> **PASSAGE PROVIDED**:
____________

Remember if you’re out at a store and someone says “This is a robbery” you can say “no it’s not” and then the robber will leave because theyre a robber and this is no longer a robbery .

runby2

image

You can not just say this without dropping the whole story

alonelybeemakingart

Ok so,

My dads coworker is at the front and this man comes Up and hands him a document.

The coworker took a Look at the document and while he couldn't read the things written by Hand, because he wasn't wearing his glases, he did notice the Logo of a different Bank so he's like:

"Oh, sorry sir you can't do that here! You have to go to the other Bank for this :)"

The man, visibly confused leaves, but dosen't take the document with him.

The coworker, now just as confused as the Guy actually Takes Out his glases and reads the hand written part:


This is a robbery

gay-jesus-probably

Can you imagine trying to rob a god damn bank and the teller just cheerfully tells you to go rob the competition instead

theprofessional-amateur-deactiv

I worked as a bank teller for several years and a few things you should know, bank robberies happen far more frequently than you might think and they come in waves. When a bank gets robbed a notification with photos goes to all banks in the area to be on the lookout. And there are two kinds of robbery, the pass the note and the takeover (what you see in movies).

So our branch had had a big takeover robbery as well as a note one. We also had a teller that had transferred to our branch after having been through a robbery. She was sweet as apple pie, hair up to the ceiling, southern lady who had just been through multiple robberies.

____________

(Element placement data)

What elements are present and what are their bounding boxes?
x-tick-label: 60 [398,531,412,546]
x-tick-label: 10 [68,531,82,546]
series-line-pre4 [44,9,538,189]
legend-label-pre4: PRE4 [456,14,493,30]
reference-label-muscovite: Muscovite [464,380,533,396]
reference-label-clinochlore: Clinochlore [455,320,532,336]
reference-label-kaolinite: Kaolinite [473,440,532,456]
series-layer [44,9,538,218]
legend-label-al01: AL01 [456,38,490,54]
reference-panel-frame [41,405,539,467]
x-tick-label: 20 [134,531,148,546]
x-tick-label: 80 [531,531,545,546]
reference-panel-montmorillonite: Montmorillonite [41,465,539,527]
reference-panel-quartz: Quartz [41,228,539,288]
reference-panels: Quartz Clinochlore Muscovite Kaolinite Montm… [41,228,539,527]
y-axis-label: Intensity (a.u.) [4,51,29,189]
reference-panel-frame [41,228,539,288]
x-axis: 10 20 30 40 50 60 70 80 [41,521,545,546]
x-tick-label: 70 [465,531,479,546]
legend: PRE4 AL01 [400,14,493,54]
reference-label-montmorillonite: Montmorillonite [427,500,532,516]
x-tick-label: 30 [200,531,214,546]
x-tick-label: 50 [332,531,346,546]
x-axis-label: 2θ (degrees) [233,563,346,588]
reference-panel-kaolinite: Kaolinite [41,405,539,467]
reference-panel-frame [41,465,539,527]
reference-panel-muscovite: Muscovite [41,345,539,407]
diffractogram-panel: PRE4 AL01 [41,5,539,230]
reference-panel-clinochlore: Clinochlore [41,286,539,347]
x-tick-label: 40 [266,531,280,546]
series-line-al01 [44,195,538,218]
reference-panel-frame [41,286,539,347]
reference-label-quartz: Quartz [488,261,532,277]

____________

> **WHAT THIS EXERCISE ASKS**:
A: In the bank robbery thread, why did the coworker send the man off to another bank?
B: List every username that appears in the bank robbery thread.
C: Answer these questions from the bank robbery thread:
(i) What did the man leave behind when he walked out?
(ii) What goes out to all banks in the area when a bank gets robbed?
(iii) What are the two kinds of robbery the former teller describes?

> **TASK RESULTS**:
A: He couldn't read the handwriting because he wasn't wearing his glasses, but he noticed the logo of a different bank on the document, so he assumed the man needed to go to that bank.

B:
runby2
alonelybeemakingart
gay-jesus-probably
theprofessional-amateur-deactiv

C:
(i) The document.
(ii) A notification with photos, so they can be on the lookout.
(iii) The pass-the-note robbery and the takeover.